(A block of data)

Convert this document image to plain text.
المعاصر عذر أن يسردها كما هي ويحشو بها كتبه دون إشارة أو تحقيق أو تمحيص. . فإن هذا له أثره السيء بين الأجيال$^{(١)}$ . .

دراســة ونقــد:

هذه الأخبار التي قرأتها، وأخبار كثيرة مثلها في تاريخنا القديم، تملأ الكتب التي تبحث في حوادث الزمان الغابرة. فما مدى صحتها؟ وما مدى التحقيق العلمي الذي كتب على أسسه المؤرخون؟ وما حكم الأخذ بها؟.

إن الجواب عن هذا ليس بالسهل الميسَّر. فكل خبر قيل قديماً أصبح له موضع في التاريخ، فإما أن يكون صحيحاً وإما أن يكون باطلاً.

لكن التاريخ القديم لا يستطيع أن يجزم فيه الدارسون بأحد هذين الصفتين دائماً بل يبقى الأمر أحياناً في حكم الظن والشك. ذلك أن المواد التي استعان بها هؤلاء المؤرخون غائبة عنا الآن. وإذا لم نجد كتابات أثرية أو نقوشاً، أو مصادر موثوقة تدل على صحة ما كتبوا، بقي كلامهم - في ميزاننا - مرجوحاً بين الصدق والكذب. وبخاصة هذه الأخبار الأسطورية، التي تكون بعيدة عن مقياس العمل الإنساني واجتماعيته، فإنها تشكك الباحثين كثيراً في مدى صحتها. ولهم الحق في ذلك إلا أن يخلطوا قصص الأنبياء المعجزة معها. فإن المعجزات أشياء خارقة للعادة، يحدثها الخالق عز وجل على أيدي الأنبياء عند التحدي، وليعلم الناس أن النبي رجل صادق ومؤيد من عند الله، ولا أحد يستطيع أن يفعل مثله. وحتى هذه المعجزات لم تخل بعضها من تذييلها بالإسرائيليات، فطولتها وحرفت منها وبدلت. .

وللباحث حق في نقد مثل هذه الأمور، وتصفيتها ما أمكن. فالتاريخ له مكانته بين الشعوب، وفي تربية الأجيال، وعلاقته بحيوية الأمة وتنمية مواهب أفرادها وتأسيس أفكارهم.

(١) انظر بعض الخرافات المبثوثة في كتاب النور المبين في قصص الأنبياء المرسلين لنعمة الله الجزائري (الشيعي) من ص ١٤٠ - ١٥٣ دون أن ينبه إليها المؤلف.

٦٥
* * *
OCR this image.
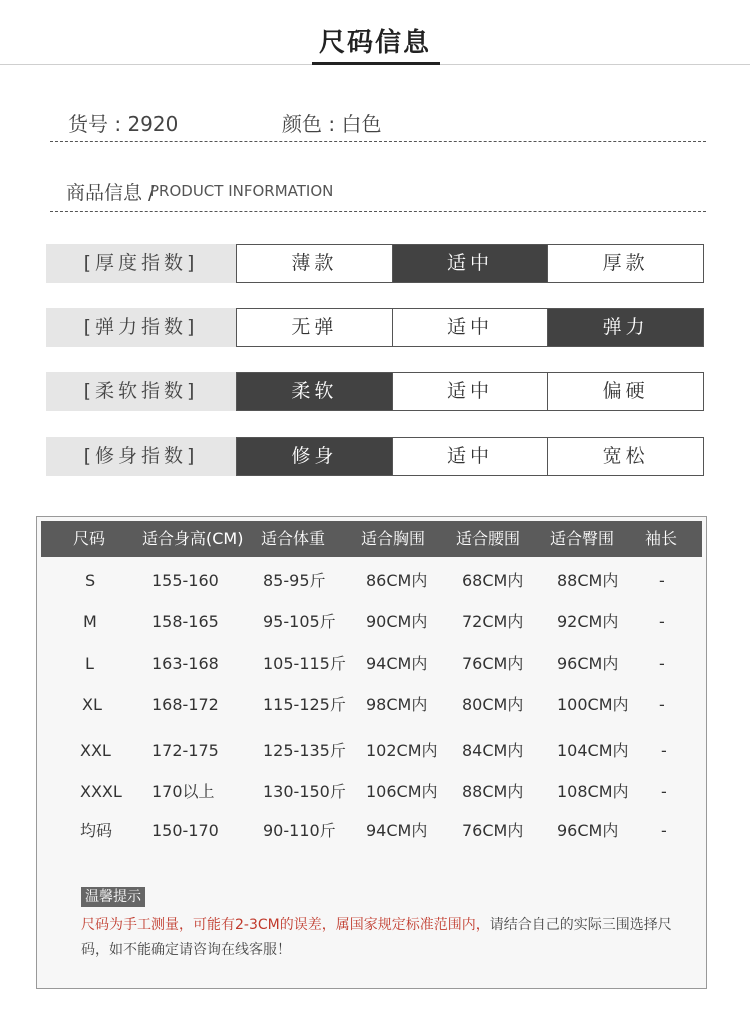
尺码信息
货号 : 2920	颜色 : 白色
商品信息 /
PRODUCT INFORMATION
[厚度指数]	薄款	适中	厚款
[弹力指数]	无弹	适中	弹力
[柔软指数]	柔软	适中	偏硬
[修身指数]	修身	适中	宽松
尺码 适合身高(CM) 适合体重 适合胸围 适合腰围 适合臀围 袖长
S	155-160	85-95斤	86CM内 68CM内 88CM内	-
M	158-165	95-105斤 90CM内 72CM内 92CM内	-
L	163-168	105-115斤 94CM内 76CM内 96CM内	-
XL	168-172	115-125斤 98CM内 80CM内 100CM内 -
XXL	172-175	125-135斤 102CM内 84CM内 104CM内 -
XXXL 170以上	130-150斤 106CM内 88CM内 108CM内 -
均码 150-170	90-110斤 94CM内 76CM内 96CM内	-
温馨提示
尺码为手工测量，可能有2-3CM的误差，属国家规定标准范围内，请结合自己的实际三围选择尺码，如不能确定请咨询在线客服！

Task details
Determine how many lines include the string "image". Give no answer but the number.

Response to this exercise
2